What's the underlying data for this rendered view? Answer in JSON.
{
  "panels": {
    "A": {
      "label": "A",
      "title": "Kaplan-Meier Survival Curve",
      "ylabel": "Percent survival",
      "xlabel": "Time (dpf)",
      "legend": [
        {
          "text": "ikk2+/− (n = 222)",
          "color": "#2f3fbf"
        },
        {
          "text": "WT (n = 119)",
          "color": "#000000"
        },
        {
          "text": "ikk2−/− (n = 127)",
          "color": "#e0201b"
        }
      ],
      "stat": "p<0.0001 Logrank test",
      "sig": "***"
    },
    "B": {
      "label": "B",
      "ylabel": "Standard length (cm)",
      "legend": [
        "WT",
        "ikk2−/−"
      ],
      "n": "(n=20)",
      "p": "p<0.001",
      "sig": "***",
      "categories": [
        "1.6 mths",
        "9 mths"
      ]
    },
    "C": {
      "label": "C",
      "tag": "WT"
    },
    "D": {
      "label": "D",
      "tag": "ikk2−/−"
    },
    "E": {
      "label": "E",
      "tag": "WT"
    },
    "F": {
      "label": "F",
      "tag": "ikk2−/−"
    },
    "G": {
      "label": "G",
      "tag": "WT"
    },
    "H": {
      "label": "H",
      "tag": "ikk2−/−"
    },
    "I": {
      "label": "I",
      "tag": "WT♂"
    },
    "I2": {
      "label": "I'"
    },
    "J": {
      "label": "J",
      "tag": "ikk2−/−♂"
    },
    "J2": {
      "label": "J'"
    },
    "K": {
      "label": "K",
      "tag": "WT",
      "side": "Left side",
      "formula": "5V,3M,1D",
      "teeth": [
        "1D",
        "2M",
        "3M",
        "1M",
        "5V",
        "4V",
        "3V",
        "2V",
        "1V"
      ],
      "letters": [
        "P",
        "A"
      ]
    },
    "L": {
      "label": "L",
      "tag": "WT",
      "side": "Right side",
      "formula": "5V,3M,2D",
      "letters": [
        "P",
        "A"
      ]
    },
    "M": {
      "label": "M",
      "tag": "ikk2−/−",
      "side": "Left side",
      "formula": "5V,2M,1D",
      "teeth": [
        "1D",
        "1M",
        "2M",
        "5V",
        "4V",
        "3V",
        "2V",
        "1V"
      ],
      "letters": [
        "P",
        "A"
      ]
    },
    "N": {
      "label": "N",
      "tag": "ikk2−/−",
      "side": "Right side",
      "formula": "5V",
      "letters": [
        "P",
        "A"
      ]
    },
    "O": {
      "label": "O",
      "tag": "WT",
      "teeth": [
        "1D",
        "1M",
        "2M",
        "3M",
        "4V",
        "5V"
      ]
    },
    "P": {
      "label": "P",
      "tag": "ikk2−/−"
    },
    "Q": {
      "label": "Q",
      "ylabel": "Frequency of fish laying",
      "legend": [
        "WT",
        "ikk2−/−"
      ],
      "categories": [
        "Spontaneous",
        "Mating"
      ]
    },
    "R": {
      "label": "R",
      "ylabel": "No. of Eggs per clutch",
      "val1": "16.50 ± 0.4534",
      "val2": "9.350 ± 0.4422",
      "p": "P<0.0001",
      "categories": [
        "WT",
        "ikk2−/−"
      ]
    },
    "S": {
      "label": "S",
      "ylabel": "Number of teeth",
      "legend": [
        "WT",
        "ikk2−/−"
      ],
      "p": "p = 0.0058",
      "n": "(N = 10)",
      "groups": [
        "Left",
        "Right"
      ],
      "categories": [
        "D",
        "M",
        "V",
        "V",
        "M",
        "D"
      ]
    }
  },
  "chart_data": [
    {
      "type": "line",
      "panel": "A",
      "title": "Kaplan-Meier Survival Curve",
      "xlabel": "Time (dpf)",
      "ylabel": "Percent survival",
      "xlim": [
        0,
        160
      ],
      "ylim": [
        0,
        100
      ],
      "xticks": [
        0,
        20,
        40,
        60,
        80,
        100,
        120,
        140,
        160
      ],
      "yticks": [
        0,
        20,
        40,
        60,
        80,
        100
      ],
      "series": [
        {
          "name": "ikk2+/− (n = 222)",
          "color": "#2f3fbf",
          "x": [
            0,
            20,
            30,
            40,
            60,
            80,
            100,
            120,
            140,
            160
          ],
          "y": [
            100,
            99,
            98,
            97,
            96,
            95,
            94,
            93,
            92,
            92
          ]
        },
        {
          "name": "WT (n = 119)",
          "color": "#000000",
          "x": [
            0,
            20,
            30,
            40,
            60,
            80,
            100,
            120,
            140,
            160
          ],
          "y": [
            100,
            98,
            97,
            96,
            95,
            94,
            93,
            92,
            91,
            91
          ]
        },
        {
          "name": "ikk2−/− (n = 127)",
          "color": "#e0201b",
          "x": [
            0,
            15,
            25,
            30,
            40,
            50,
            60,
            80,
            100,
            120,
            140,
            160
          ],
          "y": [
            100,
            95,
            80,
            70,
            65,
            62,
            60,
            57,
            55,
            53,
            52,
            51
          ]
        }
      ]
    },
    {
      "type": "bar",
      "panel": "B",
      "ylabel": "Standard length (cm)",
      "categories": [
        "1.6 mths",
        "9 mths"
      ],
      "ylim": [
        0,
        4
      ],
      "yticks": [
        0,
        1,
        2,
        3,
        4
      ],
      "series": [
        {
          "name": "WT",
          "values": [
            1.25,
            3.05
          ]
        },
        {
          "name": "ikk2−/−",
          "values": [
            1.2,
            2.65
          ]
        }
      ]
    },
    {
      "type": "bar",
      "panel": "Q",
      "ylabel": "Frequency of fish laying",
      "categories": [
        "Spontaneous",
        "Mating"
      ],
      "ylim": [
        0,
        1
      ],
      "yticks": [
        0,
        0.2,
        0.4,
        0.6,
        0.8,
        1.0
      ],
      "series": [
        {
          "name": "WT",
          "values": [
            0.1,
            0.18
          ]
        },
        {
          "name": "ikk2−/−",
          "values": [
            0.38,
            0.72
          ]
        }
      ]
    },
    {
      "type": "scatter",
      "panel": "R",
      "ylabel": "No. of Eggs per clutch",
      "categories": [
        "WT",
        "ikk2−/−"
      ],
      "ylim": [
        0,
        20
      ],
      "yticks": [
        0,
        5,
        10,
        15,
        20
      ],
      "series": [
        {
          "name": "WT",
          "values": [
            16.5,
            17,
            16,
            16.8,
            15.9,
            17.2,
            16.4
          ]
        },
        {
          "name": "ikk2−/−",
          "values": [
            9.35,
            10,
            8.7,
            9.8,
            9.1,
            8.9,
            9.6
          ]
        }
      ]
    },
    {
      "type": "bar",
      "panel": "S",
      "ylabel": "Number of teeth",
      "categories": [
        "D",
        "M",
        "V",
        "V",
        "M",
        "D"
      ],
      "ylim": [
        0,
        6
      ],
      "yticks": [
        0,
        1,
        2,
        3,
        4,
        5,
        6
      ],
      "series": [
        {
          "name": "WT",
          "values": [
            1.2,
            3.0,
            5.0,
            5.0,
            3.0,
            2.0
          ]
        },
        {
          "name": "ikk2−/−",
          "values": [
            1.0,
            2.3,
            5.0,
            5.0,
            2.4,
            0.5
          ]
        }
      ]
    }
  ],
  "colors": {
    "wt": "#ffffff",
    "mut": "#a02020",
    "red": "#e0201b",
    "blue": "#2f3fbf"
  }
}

::::::::::

◆ **Exercise task**:
Write out all of the records above exactly as they appear.

◆ **Result of the exercise**:
What's the underlying data for this rendered view? Answer in JSON.
{
  "panels": {
    "A": {
      "label": "A",
      "title": "Kaplan-Meier Survival Curve",
      "ylabel": "Percent survival",
      "xlabel": "Time (dpf)",
      "legend": [
        {
          "text": "ikk2+/− (n = 222)",
          "color": "#2f3fbf"
        },
        {
          "text": "WT (n = 119)",
          "color": "#000000"
        },
        {
          "text": "ikk2−/− (n = 127)",
          "color": "#e0201b"
        }
      ],
      "stat": "p<0.0001 Logrank test",
      "sig": "***"
    },
    "B": {
      "label": "B",
      "ylabel": "Standard length (cm)",
      "legend": [
        "WT",
        "ikk2−/−"
      ],
      "n": "(n=20)",
      "p": "p<0.001",
      "sig": "***",
      "categories": [
        "1.6 mths",
        "9 mths"
      ]
    },
    "C": {
      "label": "C",
      "tag": "WT"
    },
    "D": {
      "label": "D",
      "tag": "ikk2−/−"
    },
    "E": {
      "label": "E",
      "tag": "WT"
    },
    "F": {
      "label": "F",
      "tag": "ikk2−/−"
    },
    "G": {
      "label": "G",
      "tag": "WT"
    },
    "H": {
      "label": "H",
      "tag": "ikk2−/−"
    },
    "I": {
      "label": "I",
      "tag": "WT♂"
    },
    "I2": {
      "label": "I'"
    },
    "J": {
      "label": "J",
      "tag": "ikk2−/−♂"
    },
    "J2": {
      "label": "J'"
    },
    "K": {
      "label": "K",
      "tag": "WT",
      "side": "Left side",
      "formula": "5V,3M,1D",
      "teeth": [
        "1D",
        "2M",
        "3M",
        "1M",
        "5V",
        "4V",
        "3V",
        "2V",
        "1V"
      ],
      "letters": [
        "P",
        "A"
      ]
    },
    "L": {
      "label": "L",
      "tag": "WT",
      "side": "Right side",
      "formula": "5V,3M,2D",
      "letters": [
        "P",
        "A"
      ]
    },
    "M": {
      "label": "M",
      "tag": "ikk2−/−",
      "side": "Left side",
      "formula": "5V,2M,1D",
      "teeth": [
        "1D",
        "1M",
        "2M",
        "5V",
        "4V",
        "3V",
        "2V",
        "1V"
      ],
      "letters": [
        "P",
        "A"
      ]
    },
    "N": {
      "label": "N",
      "tag": "ikk2−/−",
      "side": "Right side",
      "formula": "5V",
      "letters": [
        "P",
        "A"
      ]
    },
    "O": {
      "label": "O",
      "tag": "WT",
      "teeth": [
        "1D",
        "1M",
        "2M",
        "3M",
        "4V",
        "5V"
      ]
    },
    "P": {
      "label": "P",
      "tag": "ikk2−/−"
    },
    "Q": {
      "label": "Q",
      "ylabel": "Frequency of fish laying",
      "legend": [
        "WT",
        "ikk2−/−"
      ],
      "categories": [
        "Spontaneous",
        "Mating"
      ]
    },
    "R": {
      "label": "R",
      "ylabel": "No. of Eggs per clutch",
      "val1": "16.50 ± 0.4534",
      "val2": "9.350 ± 0.4422",
      "p": "P<0.0001",
      "categories": [
        "WT",
        "ikk2−/−"
      ]
    },
    "S": {
      "label": "S",
      "ylabel": "Number of teeth",
      "legend": [
        "WT",
        "ikk2−/−"
      ],
      "p": "p = 0.0058",
      "n": "(N = 10)",
      "groups": [
        "Left",
        "Right"
      ],
      "categories": [
        "D",
        "M",
        "V",
        "V",
        "M",
        "D"
      ]
    }
  },
  "chart_data": [
    {
      "type": "line",
      "panel": "A",
      "title": "Kaplan-Meier Survival Curve",
      "xlabel": "Time (dpf)",
      "ylabel": "Percent survival",
      "xlim": [
        0,
        160
      ],
      "ylim": [
        0,
        100
      ],
      "xticks": [
        0,
        20,
        40,
        60,
        80,
        100,
        120,
        140,
        160
      ],
      "yticks": [
        0,
        20,
        40,
        60,
        80,
        100
      ],
      "series": [
        {
          "name": "ikk2+/− (n = 222)",
          "color": "#2f3fbf",
          "x": [
            0,
            20,
            30,
            40,
            60,
            80,
            100,
            120,
            140,
            160
          ],
          "y": [
            100,
            99,
            98,
            97,
            96,
            95,
            94,
            93,
            92,
            92
          ]
        },
        {
          "name": "WT (n = 119)",
          "color": "#000000",
          "x": [
            0,
            20,
            30,
            40,
            60,
            80,
            100,
            120,
            140,
            160
          ],
          "y": [
            100,
            98,
            97,
            96,
            95,
            94,
            93,
            92,
            91,
            91
          ]
        },
        {
          "name": "ikk2−/− (n = 127)",
          "color": "#e0201b",
          "x": [
            0,
            15,
            25,
            30,
            40,
            50,
            60,
            80,
            100,
            120,
            140,
            160
          ],
          "y": [
            100,
            95,
            80,
            70,
            65,
            62,
            60,
            57,
            55,
            53,
            52,
            51
          ]
        }
      ]
    },
    {
      "type": "bar",
      "panel": "B",
      "ylabel": "Standard length (cm)",
      "categories": [
        "1.6 mths",
        "9 mths"
      ],
      "ylim": [
        0,
        4
      ],
      "yticks": [
        0,
        1,
        2,
        3,
        4
      ],
      "series": [
        {
          "name": "WT",
          "values": [
            1.25,
            3.05
          ]
        },
        {
          "name": "ikk2−/−",
          "values": [
            1.2,
            2.65
          ]
        }
      ]
    },
    {
      "type": "bar",
      "panel": "Q",
      "ylabel": "Frequency of fish laying",
      "categories": [
        "Spontaneous",
        "Mating"
      ],
      "ylim": [
        0,
        1
      ],
      "yticks": [
        0,
        0.2,
        0.4,
        0.6,
        0.8,
        1.0
      ],
      "series": [
        {
          "name": "WT",
          "values": [
            0.1,
            0.18
          ]
        },
        {
          "name": "ikk2−/−",
          "values": [
            0.38,
            0.72
          ]
        }
      ]
    },
    {
      "type": "scatter",
      "panel": "R",
      "ylabel": "No. of Eggs per clutch",
      "categories": [
        "WT",
        "ikk2−/−"
      ],
      "ylim": [
        0,
        20
      ],
      "yticks": [
        0,
        5,
        10,
        15,
        20
      ],
      "series": [
        {
          "name": "WT",
          "values": [
            16.5,
            17,
            16,
            16.8,
            15.9,
            17.2,
            16.4
          ]
        },
        {
          "name": "ikk2−/−",
          "values": [
            9.35,
            10,
            8.7,
            9.8,
            9.1,
            8.9,
            9.6
          ]
        }
      ]
    },
    {
      "type": "bar",
      "panel": "S",
      "ylabel": "Number of teeth",
      "categories": [
        "D",
        "M",
        "V",
        "V",
        "M",
        "D"
      ],
      "ylim": [
        0,
        6
      ],
      "yticks": [
        0,
        1,
        2,
        3,
        4,
        5,
        6
      ],
      "series": [
        {
          "name": "WT",
          "values": [
            1.2,
            3.0,
            5.0,
            5.0,
            3.0,
            2.0
          ]
        },
        {
          "name": "ikk2−/−",
          "values": [
            1.0,
            2.3,
            5.0,
            5.0,
            2.4,
            0.5
          ]
        }
      ]
    }
  ],
  "colors": {
    "wt": "#ffffff",
    "mut": "#a02020",
    "red": "#e0201b",
    "blue": "#2f3fbf"
  }
}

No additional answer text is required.